◆ **WHAT TO WORK ON**
Tally the lines in the listing below that contain the string "内置标准磁石型", with case counting, and reply with only that number.
'''
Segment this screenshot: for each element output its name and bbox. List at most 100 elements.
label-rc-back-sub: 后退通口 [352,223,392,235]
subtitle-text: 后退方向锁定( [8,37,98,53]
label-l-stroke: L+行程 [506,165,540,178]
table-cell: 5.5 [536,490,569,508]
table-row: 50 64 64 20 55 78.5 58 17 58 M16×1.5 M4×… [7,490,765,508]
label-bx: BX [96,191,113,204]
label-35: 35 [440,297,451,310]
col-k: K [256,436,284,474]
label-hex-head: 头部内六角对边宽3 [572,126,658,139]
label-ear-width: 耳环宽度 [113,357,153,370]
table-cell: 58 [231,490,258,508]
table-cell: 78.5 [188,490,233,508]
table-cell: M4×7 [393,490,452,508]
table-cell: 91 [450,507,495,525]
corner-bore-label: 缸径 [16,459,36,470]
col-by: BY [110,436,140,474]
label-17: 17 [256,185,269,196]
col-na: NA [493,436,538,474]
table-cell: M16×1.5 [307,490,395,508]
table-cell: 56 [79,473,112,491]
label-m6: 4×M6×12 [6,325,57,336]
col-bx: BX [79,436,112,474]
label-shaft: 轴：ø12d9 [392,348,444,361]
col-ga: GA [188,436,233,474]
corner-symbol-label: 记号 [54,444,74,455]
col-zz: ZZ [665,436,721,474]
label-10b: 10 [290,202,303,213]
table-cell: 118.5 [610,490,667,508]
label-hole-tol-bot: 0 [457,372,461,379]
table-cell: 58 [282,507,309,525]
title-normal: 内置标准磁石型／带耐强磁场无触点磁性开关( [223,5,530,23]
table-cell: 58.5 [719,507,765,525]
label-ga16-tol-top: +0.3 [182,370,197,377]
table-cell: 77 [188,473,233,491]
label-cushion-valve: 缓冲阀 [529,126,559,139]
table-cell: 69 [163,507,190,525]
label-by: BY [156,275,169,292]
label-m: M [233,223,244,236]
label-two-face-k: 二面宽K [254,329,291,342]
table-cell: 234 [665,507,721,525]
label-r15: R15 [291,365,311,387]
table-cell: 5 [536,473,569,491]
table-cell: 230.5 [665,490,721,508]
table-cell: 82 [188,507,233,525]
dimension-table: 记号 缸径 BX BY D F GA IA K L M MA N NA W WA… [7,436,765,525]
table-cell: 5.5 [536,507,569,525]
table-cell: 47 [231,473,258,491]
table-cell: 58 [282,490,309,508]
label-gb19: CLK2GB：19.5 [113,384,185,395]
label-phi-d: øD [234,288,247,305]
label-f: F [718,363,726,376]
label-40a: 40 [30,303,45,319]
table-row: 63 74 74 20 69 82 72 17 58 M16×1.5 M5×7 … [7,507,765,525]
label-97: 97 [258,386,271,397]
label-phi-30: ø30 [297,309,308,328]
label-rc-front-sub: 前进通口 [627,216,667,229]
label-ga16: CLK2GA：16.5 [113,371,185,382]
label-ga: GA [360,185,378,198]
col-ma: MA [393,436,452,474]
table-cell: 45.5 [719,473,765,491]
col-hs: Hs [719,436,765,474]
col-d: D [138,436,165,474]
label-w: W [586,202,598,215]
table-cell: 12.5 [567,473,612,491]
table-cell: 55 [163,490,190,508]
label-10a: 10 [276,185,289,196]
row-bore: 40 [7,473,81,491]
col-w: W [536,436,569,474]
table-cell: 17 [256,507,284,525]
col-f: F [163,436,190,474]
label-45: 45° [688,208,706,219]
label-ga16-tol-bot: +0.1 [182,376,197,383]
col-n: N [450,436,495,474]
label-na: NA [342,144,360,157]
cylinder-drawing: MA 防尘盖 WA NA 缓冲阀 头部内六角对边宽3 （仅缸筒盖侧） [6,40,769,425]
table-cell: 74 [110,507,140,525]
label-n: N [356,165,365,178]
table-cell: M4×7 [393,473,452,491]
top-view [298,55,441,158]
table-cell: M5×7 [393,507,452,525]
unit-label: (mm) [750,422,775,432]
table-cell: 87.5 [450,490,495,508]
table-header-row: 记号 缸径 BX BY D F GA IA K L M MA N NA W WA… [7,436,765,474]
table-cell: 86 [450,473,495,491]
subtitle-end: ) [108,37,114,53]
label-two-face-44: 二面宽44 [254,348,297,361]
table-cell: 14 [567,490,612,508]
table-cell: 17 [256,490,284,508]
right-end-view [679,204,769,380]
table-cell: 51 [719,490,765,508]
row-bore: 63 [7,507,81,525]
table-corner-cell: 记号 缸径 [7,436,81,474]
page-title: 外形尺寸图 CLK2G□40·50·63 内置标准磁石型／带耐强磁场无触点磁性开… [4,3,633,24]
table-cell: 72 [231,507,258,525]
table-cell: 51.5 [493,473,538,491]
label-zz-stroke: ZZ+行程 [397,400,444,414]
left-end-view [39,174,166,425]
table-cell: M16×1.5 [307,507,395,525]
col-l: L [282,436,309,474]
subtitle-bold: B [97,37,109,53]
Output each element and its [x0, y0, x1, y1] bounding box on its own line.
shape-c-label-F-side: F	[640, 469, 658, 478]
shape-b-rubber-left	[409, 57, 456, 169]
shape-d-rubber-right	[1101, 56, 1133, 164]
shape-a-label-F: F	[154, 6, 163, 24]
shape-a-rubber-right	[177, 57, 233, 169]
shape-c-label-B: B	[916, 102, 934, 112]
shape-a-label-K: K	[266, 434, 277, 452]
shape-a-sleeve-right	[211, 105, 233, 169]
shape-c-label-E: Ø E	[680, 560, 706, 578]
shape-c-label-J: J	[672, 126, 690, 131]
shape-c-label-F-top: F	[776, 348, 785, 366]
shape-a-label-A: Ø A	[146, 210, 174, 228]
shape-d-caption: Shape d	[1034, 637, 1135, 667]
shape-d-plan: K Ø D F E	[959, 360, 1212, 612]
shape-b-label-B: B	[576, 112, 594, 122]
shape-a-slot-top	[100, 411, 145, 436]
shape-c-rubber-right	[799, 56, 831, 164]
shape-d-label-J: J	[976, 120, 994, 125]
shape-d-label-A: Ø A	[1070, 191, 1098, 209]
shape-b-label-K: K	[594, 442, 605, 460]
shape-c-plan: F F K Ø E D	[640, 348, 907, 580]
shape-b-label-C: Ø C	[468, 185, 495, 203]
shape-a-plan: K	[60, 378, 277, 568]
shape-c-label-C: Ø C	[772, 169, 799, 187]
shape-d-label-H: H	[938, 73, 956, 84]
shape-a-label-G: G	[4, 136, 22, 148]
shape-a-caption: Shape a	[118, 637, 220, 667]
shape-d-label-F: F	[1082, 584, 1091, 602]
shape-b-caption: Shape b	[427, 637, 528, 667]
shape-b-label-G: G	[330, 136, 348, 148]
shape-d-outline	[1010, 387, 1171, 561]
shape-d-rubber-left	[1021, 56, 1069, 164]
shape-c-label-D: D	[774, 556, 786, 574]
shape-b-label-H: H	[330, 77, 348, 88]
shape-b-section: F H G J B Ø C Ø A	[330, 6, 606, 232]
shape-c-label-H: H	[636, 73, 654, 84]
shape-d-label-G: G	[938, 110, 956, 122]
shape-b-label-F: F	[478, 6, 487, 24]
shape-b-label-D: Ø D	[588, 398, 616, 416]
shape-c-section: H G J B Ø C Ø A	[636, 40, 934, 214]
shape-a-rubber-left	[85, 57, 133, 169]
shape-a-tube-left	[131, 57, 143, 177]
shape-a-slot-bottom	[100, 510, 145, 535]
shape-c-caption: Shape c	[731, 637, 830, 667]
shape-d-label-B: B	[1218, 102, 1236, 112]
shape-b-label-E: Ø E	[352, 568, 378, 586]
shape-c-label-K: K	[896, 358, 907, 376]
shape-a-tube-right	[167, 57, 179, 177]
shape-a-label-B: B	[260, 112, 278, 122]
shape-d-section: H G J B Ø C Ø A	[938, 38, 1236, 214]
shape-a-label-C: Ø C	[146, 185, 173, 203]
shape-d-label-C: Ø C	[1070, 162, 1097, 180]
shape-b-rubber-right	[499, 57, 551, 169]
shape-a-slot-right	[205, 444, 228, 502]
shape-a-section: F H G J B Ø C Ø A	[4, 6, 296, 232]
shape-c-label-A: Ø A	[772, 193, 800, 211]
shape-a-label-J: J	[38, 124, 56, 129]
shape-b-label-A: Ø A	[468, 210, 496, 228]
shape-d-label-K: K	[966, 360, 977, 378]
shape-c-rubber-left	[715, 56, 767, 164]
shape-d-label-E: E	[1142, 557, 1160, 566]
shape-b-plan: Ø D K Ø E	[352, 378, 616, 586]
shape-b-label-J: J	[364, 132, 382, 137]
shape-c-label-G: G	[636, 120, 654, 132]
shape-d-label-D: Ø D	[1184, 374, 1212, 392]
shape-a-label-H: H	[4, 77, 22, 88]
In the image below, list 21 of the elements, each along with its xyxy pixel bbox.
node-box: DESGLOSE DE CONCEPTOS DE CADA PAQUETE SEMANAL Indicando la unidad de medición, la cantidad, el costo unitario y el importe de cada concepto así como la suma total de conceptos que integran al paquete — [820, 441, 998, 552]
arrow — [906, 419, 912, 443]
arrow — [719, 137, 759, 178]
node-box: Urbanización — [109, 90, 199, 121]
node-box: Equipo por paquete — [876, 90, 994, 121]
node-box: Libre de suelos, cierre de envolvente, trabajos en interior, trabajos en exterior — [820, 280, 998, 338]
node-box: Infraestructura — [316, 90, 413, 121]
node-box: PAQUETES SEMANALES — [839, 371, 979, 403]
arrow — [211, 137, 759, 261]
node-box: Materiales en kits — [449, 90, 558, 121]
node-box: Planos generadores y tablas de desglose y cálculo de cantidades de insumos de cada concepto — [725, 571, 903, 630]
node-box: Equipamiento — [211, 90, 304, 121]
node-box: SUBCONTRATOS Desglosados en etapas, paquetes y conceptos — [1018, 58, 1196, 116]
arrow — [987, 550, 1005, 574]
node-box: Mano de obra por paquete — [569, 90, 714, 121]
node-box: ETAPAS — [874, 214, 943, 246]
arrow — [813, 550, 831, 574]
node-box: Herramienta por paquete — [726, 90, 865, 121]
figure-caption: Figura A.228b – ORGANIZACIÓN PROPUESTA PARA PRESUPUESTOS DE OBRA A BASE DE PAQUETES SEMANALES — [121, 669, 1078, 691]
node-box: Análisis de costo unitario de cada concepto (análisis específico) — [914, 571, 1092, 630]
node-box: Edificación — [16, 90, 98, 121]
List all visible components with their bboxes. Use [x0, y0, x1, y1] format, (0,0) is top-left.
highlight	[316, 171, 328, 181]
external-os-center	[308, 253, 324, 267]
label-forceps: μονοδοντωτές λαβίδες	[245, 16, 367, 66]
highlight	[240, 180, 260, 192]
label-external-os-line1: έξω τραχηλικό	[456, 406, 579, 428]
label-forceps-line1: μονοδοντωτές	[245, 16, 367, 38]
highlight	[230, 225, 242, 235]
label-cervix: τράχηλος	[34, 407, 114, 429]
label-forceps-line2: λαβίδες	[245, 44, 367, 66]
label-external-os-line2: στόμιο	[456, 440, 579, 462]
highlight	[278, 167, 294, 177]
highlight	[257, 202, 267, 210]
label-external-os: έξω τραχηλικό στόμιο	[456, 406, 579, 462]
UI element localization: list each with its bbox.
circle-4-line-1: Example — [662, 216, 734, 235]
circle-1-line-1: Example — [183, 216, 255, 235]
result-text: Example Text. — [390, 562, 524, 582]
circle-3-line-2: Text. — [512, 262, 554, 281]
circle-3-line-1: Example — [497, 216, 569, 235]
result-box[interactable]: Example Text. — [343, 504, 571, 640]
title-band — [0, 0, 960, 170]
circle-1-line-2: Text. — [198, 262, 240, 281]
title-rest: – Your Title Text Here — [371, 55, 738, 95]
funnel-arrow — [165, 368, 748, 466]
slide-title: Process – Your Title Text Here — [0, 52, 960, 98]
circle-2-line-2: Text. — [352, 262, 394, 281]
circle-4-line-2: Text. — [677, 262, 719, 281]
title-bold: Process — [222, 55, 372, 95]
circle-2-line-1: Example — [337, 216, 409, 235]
'''
◆ **CORRECT RESULT**
2